■ Work required
Leave out the pictures and reproduce all of the data exactly.

■ Items from a figure collection
----------------------------------------
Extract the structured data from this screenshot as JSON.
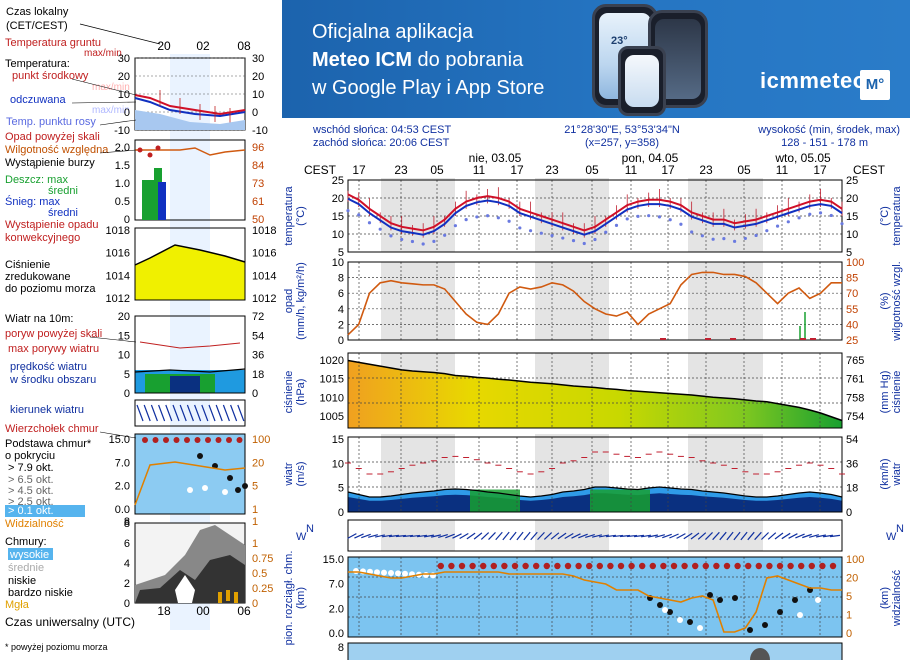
{
  "banner": {
    "line1": "Oficjalna aplikacja",
    "line2a": "Meteo ICM",
    "line2b": " do pobrania",
    "line3": "w Google Play i App Store",
    "logo": "icmmeteo",
    "logo_box": "M°",
    "phone_temp": "23°"
  },
  "header": {
    "sunrise": "wschód słońca: 04:53 CEST",
    "sunset": "zachód słońca: 20:06 CEST",
    "coords": "21°28'30\"E, 53°53'34\"N",
    "grid": "(x=257,  y=358)",
    "height_label": "wysokość (min, środek, max)",
    "height_values": "128 - 151 - 178 m"
  },
  "legend": {
    "time_local": "Czas lokalny",
    "time_local2": "(CET/CEST)",
    "soil": "Temperatura gruntu",
    "soil2": "max/min",
    "temp": "Temperatura:",
    "temp_mid": "punkt środkowy",
    "temp_maxmin": "max/min",
    "temp_feel": "odczuwana",
    "temp_feel_maxmin": "max/min",
    "dew": "Temp. punktu rosy",
    "precip": "Opad powyżej skali",
    "humidity": "Wilgotność względna",
    "storm": "Wystąpienie burzy",
    "rain": "Deszcz: max",
    "rain_mid": "średni",
    "snow": "Śnieg: max",
    "snow_mid": "średni",
    "precip_occ": "Wystąpienie opadu",
    "precip_occ2": "konwekcyjnego",
    "pressure": "Ciśnienie",
    "pressure2": "zredukowane",
    "pressure3": "do poziomu morza",
    "wind": "Wiatr na 10m:",
    "gust_over": "poryw powyżej skali",
    "gust_max": "max porywy wiatru",
    "wind_speed": "prędkość wiatru",
    "wind_speed2": "w środku obszaru",
    "wind_dir": "kierunek wiatru",
    "cloud_top": "Wierzchołek chmur",
    "cloud_base": "Podstawa chmur*",
    "cloud_base2": "o pokryciu",
    "okt1": "> 7.9 okt.",
    "okt2": "> 6.5 okt.",
    "okt3": "> 4.5 okt.",
    "okt4": "> 2.5 okt.",
    "okt5": "> 0.1 okt.",
    "visibility": "Widzialność",
    "clouds": "Chmury:",
    "cl_high": "wysokie",
    "cl_mid": "średnie",
    "cl_low": "niskie",
    "cl_vlow": "bardzo niskie",
    "fog": "Mgła",
    "utc": "Czas uniwersalny (UTC)",
    "footnote": "* powyżej poziomu morza",
    "top_ticks": [
      "20",
      "02",
      "08"
    ],
    "bottom_ticks": [
      "18",
      "00",
      "06"
    ],
    "temp_axis": [
      "30",
      "20",
      "10",
      "0",
      "-10"
    ],
    "hum_axis": [
      "96",
      "84",
      "73",
      "61",
      "50"
    ],
    "precip_axis": [
      "2.0",
      "1.5",
      "1.0",
      "0.5",
      "0"
    ],
    "press_axis": [
      "1018",
      "1016",
      "1014",
      "1012"
    ],
    "wind_ms": [
      "20",
      "15",
      "10",
      "5",
      "0"
    ],
    "wind_kmh": [
      "72",
      "54",
      "36",
      "18",
      "0"
    ],
    "cb_axis": [
      "15.0",
      "7.0",
      "2.0",
      "0.0"
    ],
    "cb_right": [
      "100",
      "20",
      "5",
      "1"
    ],
    "vis_min": "0",
    "vis_max": "1",
    "cl_axis": [
      "8",
      "6",
      "4",
      "2",
      "0"
    ],
    "cl_right": [
      "1",
      "0.75",
      "0.5",
      "0.25",
      "0"
    ],
    "vis_left": "8"
  },
  "main": {
    "cest": "CEST",
    "hours": [
      "17",
      "23",
      "05",
      "11",
      "17",
      "23",
      "05",
      "11",
      "17",
      "23",
      "05",
      "11",
      "17"
    ],
    "days": [
      "nie, 03.05",
      "pon, 04.05",
      "wto, 05.05"
    ],
    "temp_label": "temperatura",
    "temp_unit": "(°C)",
    "temp_ticks": [
      "25",
      "20",
      "15",
      "10",
      "5"
    ],
    "precip_label": "opad",
    "precip_unit": "(mm/h, kg/m²/h)",
    "precip_ticks": [
      "10",
      "8",
      "6",
      "4",
      "2",
      "0"
    ],
    "hum_label": "wilgotność wzgl.",
    "hum_unit": "(%)",
    "hum_ticks": [
      "100",
      "85",
      "70",
      "55",
      "40",
      "25"
    ],
    "press_label": "ciśnienie",
    "press_unit": "(hPa)",
    "press_ticks": [
      "1020",
      "1015",
      "1010",
      "1005"
    ],
    "press_unit2": "(mm Hg)",
    "press_ticks2": [
      "765",
      "761",
      "758",
      "754"
    ],
    "wind_label": "wiatr",
    "wind_unit": "(m/s)",
    "wind_ticks": [
      "15",
      "10",
      "5",
      "0"
    ],
    "wind_unit2": "(km/h)",
    "wind_ticks2": [
      "54",
      "36",
      "18",
      "0"
    ],
    "dir_w": "W",
    "dir_n": "N",
    "cb_label": "pion. rozciągł. chm.",
    "cb_unit": "(km)",
    "cb_ticks": [
      "15.0",
      "7.0",
      "2.0",
      "0.0"
    ],
    "vis_label": "widzialność",
    "vis_unit": "(km)",
    "vis_ticks": [
      "100",
      "20",
      "5",
      "1",
      "0"
    ],
    "clouds_tick": "8"
  },
  "colors": {
    "mid_temp": "#d01028",
    "feel": "#1030c0",
    "dew": "#6a7ae0",
    "humidity": "#d05a10",
    "pressure_fill": "#e8d800",
    "wind_dark": "#0a3080",
    "wind_green": "#18a030",
    "sky": "#7cc4f0",
    "banner": "#1c63ad"
  },
  "chart_data": {
    "type": "line",
    "series": [
      {
        "name": "punkt środkowy",
        "x": [
          "17",
          "23",
          "05",
          "11",
          "17",
          "23",
          "05",
          "11",
          "17",
          "23",
          "05",
          "11",
          "17"
        ],
        "values": [
          21,
          15,
          11,
          14,
          20,
          16,
          10,
          18,
          19,
          14,
          13,
          19,
          16
        ]
      }
    ]
  }
}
----------------------------------------
■ Expected output
Extract the structured data from this screenshot as JSON.
{
  "banner": {
    "line1": "Oficjalna aplikacja",
    "line2a": "Meteo ICM",
    "line2b": " do pobrania",
    "line3": "w Google Play i App Store",
    "logo": "icmmeteo",
    "logo_box": "M°",
    "phone_temp": "23°"
  },
  "header": {
    "sunrise": "wschód słońca: 04:53 CEST",
    "sunset": "zachód słońca: 20:06 CEST",
    "coords": "21°28'30\"E, 53°53'34\"N",
    "grid": "(x=257,  y=358)",
    "height_label": "wysokość (min, środek, max)",
    "height_values": "128 - 151 - 178 m"
  },
  "legend": {
    "time_local": "Czas lokalny",
    "time_local2": "(CET/CEST)",
    "soil": "Temperatura gruntu",
    "soil2": "max/min",
    "temp": "Temperatura:",
    "temp_mid": "punkt środkowy",
    "temp_maxmin": "max/min",
    "temp_feel": "odczuwana",
    "temp_feel_maxmin": "max/min",
    "dew": "Temp. punktu rosy",
    "precip": "Opad powyżej skali",
    "humidity": "Wilgotność względna",
    "storm": "Wystąpienie burzy",
    "rain": "Deszcz: max",
    "rain_mid": "średni",
    "snow": "Śnieg: max",
    "snow_mid": "średni",
    "precip_occ": "Wystąpienie opadu",
    "precip_occ2": "konwekcyjnego",
    "pressure": "Ciśnienie",
    "pressure2": "zredukowane",
    "pressure3": "do poziomu morza",
    "wind": "Wiatr na 10m:",
    "gust_over": "poryw powyżej skali",
    "gust_max": "max porywy wiatru",
    "wind_speed": "prędkość wiatru",
    "wind_speed2": "w środku obszaru",
    "wind_dir": "kierunek wiatru",
    "cloud_top": "Wierzchołek chmur",
    "cloud_base": "Podstawa chmur*",
    "cloud_base2": "o pokryciu",
    "okt1": "> 7.9 okt.",
    "okt2": "> 6.5 okt.",
    "okt3": "> 4.5 okt.",
    "okt4": "> 2.5 okt.",
    "okt5": "> 0.1 okt.",
    "visibility": "Widzialność",
    "clouds": "Chmury:",
    "cl_high": "wysokie",
    "cl_mid": "średnie",
    "cl_low": "niskie",
    "cl_vlow": "bardzo niskie",
    "fog": "Mgła",
    "utc": "Czas uniwersalny (UTC)",
    "footnote": "* powyżej poziomu morza",
    "top_ticks": [
      "20",
      "02",
      "08"
    ],
    "bottom_ticks": [
      "18",
      "00",
      "06"
    ],
    "temp_axis": [
      "30",
      "20",
      "10",
      "0",
      "-10"
    ],
    "hum_axis": [
      "96",
      "84",
      "73",
      "61",
      "50"
    ],
    "precip_axis": [
      "2.0",
      "1.5",
      "1.0",
      "0.5",
      "0"
    ],
    "press_axis": [
      "1018",
      "1016",
      "1014",
      "1012"
    ],
    "wind_ms": [
      "20",
      "15",
      "10",
      "5",
      "0"
    ],
    "wind_kmh": [
      "72",
      "54",
      "36",
      "18",
      "0"
    ],
    "cb_axis": [
      "15.0",
      "7.0",
      "2.0",
      "0.0"
    ],
    "cb_right": [
      "100",
      "20",
      "5",
      "1"
    ],
    "vis_min": "0",
    "vis_max": "1",
    "cl_axis": [
      "8",
      "6",
      "4",
      "2",
      "0"
    ],
    "cl_right": [
      "1",
      "0.75",
      "0.5",
      "0.25",
      "0"
    ],
    "vis_left": "8"
  },
  "main": {
    "cest": "CEST",
    "hours": [
      "17",
      "23",
      "05",
      "11",
      "17",
      "23",
      "05",
      "11",
      "17",
      "23",
      "05",
      "11",
      "17"
    ],
    "days": [
      "nie, 03.05",
      "pon, 04.05",
      "wto, 05.05"
    ],
    "temp_label": "temperatura",
    "temp_unit": "(°C)",
    "temp_ticks": [
      "25",
      "20",
      "15",
      "10",
      "5"
    ],
    "precip_label": "opad",
    "precip_unit": "(mm/h, kg/m²/h)",
    "precip_ticks": [
      "10",
      "8",
      "6",
      "4",
      "2",
      "0"
    ],
    "hum_label": "wilgotność wzgl.",
    "hum_unit": "(%)",
    "hum_ticks": [
      "100",
      "85",
      "70",
      "55",
      "40",
      "25"
    ],
    "press_label": "ciśnienie",
    "press_unit": "(hPa)",
    "press_ticks": [
      "1020",
      "1015",
      "1010",
      "1005"
    ],
    "press_unit2": "(mm Hg)",
    "press_ticks2": [
      "765",
      "761",
      "758",
      "754"
    ],
    "wind_label": "wiatr",
    "wind_unit": "(m/s)",
    "wind_ticks": [
      "15",
      "10",
      "5",
      "0"
    ],
    "wind_unit2": "(km/h)",
    "wind_ticks2": [
      "54",
      "36",
      "18",
      "0"
    ],
    "dir_w": "W",
    "dir_n": "N",
    "cb_label": "pion. rozciągł. chm.",
    "cb_unit": "(km)",
    "cb_ticks": [
      "15.0",
      "7.0",
      "2.0",
      "0.0"
    ],
    "vis_label": "widzialność",
    "vis_unit": "(km)",
    "vis_ticks": [
      "100",
      "20",
      "5",
      "1",
      "0"
    ],
    "clouds_tick": "8"
  },
  "colors": {
    "mid_temp": "#d01028",
    "feel": "#1030c0",
    "dew": "#6a7ae0",
    "humidity": "#d05a10",
    "pressure_fill": "#e8d800",
    "wind_dark": "#0a3080",
    "wind_green": "#18a030",
    "sky": "#7cc4f0",
    "banner": "#1c63ad"
  },
  "chart_data": {
    "type": "line",
    "series": [
      {
        "name": "punkt środkowy",
        "x": [
          "17",
          "23",
          "05",
          "11",
          "17",
          "23",
          "05",
          "11",
          "17",
          "23",
          "05",
          "11",
          "17"
        ],
        "values": [
          21,
          15,
          11,
          14,
          20,
          16,
          10,
          18,
          19,
          14,
          13,
          19,
          16
        ]
      }
    ]
  }
}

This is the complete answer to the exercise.